Required work ▸ Output the material word for word. Leave each picture out.

Supplied records ▸
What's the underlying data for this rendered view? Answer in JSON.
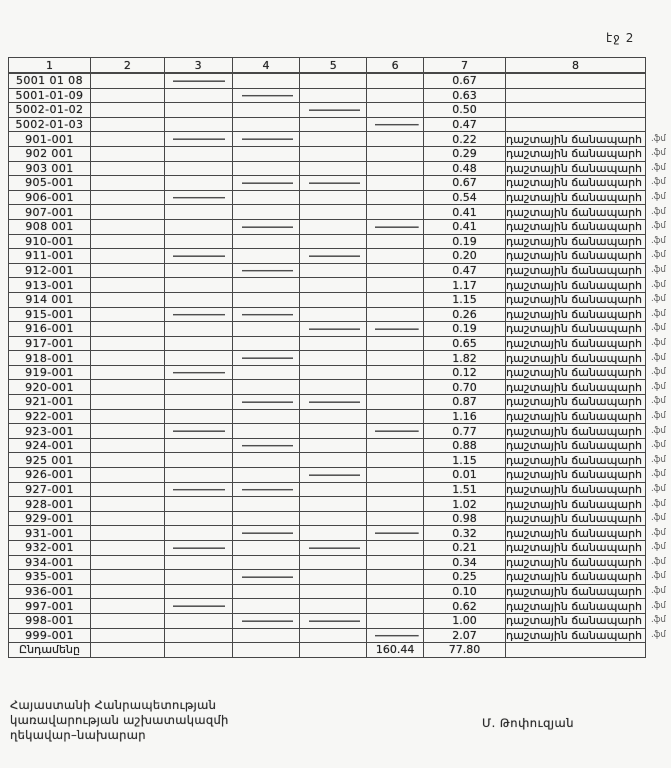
{
  "page_label": "էջ 2",
  "table": {
    "column_headers": [
      "1",
      "2",
      "3",
      "4",
      "5",
      "6",
      "7",
      "8"
    ],
    "road_label": "դաշտային ճանապարհ",
    "margin_mark": ".ֆմ",
    "rows": [
      [
        "5001 01 08",
        "0.67",
        0
      ],
      [
        "5001-01-09",
        "0.63",
        0
      ],
      [
        "5002-01-02",
        "0.50",
        0
      ],
      [
        "5002-01-03",
        "0.47",
        0
      ],
      [
        "901-001",
        "0.22",
        1
      ],
      [
        "902 001",
        "0.29",
        1
      ],
      [
        "903 001",
        "0.48",
        1
      ],
      [
        "905-001",
        "0.67",
        1
      ],
      [
        "906-001",
        "0.54",
        1
      ],
      [
        "907-001",
        "0.41",
        1
      ],
      [
        "908 001",
        "0.41",
        1
      ],
      [
        "910-001",
        "0.19",
        1
      ],
      [
        "911-001",
        "0.20",
        1
      ],
      [
        "912-001",
        "0.47",
        1
      ],
      [
        "913-001",
        "1.17",
        1
      ],
      [
        "914 001",
        "1.15",
        1
      ],
      [
        "915-001",
        "0.26",
        1
      ],
      [
        "916-001",
        "0.19",
        1
      ],
      [
        "917-001",
        "0.65",
        1
      ],
      [
        "918-001",
        "1.82",
        1
      ],
      [
        "919-001",
        "0.12",
        1
      ],
      [
        "920-001",
        "0.70",
        1
      ],
      [
        "921-001",
        "0.87",
        1
      ],
      [
        "922-001",
        "1.16",
        1
      ],
      [
        "923-001",
        "0.77",
        1
      ],
      [
        "924-001",
        "0.88",
        1
      ],
      [
        "925 001",
        "1.15",
        1
      ],
      [
        "926-001",
        "0.01",
        1
      ],
      [
        "927-001",
        "1.51",
        1
      ],
      [
        "928-001",
        "1.02",
        1
      ],
      [
        "929-001",
        "0.98",
        1
      ],
      [
        "931-001",
        "0.32",
        1
      ],
      [
        "932-001",
        "0.21",
        1
      ],
      [
        "934-001",
        "0.34",
        1
      ],
      [
        "935-001",
        "0.25",
        1
      ],
      [
        "936-001",
        "0.10",
        1
      ],
      [
        "997-001",
        "0.62",
        1
      ],
      [
        "998-001",
        "1.00",
        1
      ],
      [
        "999-001",
        "2.07",
        1
      ]
    ],
    "total_row": {
      "label": "Ընդամենը",
      "col6": "160.44",
      "col7": "77.80"
    }
  },
  "footer": {
    "line1": "Հայաստանի Հանրապետության",
    "line2": "կառավարության աշխատակազմի",
    "line3": "ղեկավար–նախարար",
    "signature": "Մ. Թոփուզյան"
  }
}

The answer ▸
What's the underlying data for this rendered view? Answer in JSON.
{
  "page_label": "էջ 2",
  "table": {
    "column_headers": [
      "1",
      "2",
      "3",
      "4",
      "5",
      "6",
      "7",
      "8"
    ],
    "road_label": "դաշտային ճանապարհ",
    "margin_mark": ".ֆմ",
    "rows": [
      [
        "5001 01 08",
        "0.67",
        0
      ],
      [
        "5001-01-09",
        "0.63",
        0
      ],
      [
        "5002-01-02",
        "0.50",
        0
      ],
      [
        "5002-01-03",
        "0.47",
        0
      ],
      [
        "901-001",
        "0.22",
        1
      ],
      [
        "902 001",
        "0.29",
        1
      ],
      [
        "903 001",
        "0.48",
        1
      ],
      [
        "905-001",
        "0.67",
        1
      ],
      [
        "906-001",
        "0.54",
        1
      ],
      [
        "907-001",
        "0.41",
        1
      ],
      [
        "908 001",
        "0.41",
        1
      ],
      [
        "910-001",
        "0.19",
        1
      ],
      [
        "911-001",
        "0.20",
        1
      ],
      [
        "912-001",
        "0.47",
        1
      ],
      [
        "913-001",
        "1.17",
        1
      ],
      [
        "914 001",
        "1.15",
        1
      ],
      [
        "915-001",
        "0.26",
        1
      ],
      [
        "916-001",
        "0.19",
        1
      ],
      [
        "917-001",
        "0.65",
        1
      ],
      [
        "918-001",
        "1.82",
        1
      ],
      [
        "919-001",
        "0.12",
        1
      ],
      [
        "920-001",
        "0.70",
        1
      ],
      [
        "921-001",
        "0.87",
        1
      ],
      [
        "922-001",
        "1.16",
        1
      ],
      [
        "923-001",
        "0.77",
        1
      ],
      [
        "924-001",
        "0.88",
        1
      ],
      [
        "925 001",
        "1.15",
        1
      ],
      [
        "926-001",
        "0.01",
        1
      ],
      [
        "927-001",
        "1.51",
        1
      ],
      [
        "928-001",
        "1.02",
        1
      ],
      [
        "929-001",
        "0.98",
        1
      ],
      [
        "931-001",
        "0.32",
        1
      ],
      [
        "932-001",
        "0.21",
        1
      ],
      [
        "934-001",
        "0.34",
        1
      ],
      [
        "935-001",
        "0.25",
        1
      ],
      [
        "936-001",
        "0.10",
        1
      ],
      [
        "997-001",
        "0.62",
        1
      ],
      [
        "998-001",
        "1.00",
        1
      ],
      [
        "999-001",
        "2.07",
        1
      ]
    ],
    "total_row": {
      "label": "Ընդամենը",
      "col6": "160.44",
      "col7": "77.80"
    }
  },
  "footer": {
    "line1": "Հայաստանի Հանրապետության",
    "line2": "կառավարության աշխատակազմի",
    "line3": "ղեկավար–նախարար",
    "signature": "Մ. Թոփուզյան"
  }
}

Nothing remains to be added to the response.